- OBJECTIVE
Gather up the lines that contain "sample".

- PROVIDED RECORDS

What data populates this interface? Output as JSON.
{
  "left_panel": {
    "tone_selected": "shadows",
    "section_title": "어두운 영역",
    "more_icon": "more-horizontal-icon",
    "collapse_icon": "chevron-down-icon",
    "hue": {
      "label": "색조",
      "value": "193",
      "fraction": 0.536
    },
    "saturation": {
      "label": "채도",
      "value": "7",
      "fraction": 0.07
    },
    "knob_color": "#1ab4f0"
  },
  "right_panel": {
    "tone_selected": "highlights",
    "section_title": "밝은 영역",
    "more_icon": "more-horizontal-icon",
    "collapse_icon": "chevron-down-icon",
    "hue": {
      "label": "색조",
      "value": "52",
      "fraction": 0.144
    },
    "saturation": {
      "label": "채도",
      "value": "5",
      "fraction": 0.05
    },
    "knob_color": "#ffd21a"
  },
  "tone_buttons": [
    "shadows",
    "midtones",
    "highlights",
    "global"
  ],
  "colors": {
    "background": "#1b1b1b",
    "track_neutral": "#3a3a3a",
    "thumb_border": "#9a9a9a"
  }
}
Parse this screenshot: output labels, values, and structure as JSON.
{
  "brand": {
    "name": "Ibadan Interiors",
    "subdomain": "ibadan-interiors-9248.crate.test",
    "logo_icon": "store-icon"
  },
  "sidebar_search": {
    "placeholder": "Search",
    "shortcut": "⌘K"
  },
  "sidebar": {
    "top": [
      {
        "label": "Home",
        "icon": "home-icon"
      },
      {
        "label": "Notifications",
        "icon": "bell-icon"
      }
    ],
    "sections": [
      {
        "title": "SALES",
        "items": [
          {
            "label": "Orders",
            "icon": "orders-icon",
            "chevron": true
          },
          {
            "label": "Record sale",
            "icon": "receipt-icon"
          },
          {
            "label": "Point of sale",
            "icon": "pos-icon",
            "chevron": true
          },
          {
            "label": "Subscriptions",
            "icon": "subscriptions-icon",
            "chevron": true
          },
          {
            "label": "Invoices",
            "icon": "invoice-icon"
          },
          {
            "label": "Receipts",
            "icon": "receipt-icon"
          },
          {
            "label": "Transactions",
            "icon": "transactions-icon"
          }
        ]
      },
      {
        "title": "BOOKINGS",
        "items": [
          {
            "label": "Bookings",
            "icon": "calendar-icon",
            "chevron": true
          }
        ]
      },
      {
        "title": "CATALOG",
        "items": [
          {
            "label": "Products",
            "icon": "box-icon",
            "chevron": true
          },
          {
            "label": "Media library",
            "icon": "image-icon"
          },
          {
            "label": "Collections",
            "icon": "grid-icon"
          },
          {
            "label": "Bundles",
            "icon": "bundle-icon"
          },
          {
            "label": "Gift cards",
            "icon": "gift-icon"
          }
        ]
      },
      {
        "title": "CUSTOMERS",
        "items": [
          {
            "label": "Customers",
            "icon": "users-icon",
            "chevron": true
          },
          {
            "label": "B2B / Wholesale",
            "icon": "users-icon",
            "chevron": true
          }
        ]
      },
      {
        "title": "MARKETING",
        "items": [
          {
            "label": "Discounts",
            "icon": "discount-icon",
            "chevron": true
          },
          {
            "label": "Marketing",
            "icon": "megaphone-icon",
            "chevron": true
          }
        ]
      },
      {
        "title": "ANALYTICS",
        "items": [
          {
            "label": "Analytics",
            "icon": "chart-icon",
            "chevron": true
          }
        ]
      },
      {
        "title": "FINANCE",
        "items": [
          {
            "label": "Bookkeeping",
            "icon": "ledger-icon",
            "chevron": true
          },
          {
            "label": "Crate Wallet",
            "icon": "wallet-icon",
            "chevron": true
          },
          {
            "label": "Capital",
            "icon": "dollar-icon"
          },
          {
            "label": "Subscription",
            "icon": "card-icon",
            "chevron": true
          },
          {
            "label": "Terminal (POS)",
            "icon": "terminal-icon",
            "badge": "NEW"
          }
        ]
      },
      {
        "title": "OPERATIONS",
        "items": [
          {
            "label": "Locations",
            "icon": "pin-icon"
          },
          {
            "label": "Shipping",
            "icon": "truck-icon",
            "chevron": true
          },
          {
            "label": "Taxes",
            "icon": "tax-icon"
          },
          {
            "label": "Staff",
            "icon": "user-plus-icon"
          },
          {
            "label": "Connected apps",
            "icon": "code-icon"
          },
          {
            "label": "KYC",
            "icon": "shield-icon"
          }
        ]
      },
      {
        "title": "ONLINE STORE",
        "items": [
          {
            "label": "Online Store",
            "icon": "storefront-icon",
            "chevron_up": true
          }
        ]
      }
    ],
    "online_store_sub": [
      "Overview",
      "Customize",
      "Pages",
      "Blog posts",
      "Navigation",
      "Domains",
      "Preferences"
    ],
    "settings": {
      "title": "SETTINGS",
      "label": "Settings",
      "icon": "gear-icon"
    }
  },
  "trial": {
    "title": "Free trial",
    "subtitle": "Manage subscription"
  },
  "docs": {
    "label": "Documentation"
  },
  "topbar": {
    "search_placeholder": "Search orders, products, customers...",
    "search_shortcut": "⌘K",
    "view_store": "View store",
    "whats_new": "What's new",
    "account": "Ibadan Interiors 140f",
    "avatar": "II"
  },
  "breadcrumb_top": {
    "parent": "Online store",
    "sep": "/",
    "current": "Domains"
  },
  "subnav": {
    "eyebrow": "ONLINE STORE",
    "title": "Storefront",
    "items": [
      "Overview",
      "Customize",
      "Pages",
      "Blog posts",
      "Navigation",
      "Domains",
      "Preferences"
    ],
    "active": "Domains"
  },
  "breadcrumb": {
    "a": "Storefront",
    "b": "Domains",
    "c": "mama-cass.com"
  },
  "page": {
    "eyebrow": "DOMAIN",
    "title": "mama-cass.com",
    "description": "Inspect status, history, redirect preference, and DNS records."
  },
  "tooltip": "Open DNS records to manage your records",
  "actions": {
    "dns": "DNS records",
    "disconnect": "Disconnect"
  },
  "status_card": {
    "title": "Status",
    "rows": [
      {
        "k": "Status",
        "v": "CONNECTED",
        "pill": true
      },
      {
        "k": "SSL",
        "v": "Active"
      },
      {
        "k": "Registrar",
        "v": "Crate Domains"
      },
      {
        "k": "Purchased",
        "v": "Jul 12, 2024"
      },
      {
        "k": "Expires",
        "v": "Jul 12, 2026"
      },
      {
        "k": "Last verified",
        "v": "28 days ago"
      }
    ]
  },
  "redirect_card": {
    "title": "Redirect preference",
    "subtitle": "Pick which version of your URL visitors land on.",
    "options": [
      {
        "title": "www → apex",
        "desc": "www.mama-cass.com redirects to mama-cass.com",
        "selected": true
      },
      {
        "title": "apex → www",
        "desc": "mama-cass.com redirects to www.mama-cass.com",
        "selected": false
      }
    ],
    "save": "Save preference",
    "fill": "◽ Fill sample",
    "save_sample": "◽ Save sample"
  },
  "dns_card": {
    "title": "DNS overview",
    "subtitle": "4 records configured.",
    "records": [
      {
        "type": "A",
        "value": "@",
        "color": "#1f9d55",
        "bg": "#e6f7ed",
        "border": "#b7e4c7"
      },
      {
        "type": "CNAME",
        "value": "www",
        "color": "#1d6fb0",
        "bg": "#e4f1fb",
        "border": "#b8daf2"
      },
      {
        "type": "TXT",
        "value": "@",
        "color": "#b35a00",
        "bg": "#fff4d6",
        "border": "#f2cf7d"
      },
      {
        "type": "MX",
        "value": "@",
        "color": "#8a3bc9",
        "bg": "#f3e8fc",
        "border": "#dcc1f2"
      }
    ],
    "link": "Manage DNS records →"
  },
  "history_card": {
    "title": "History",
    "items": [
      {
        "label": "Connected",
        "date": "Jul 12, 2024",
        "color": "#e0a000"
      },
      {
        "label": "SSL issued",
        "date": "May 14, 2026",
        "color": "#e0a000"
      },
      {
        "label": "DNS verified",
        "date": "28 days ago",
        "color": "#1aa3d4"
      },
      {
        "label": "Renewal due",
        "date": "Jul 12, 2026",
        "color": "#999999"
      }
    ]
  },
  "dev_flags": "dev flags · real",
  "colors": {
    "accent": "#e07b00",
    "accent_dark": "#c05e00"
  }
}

- WRITTEN RESPONSE
    "fill": "◽ Fill sample",
    "save_sample": "◽ Save sample"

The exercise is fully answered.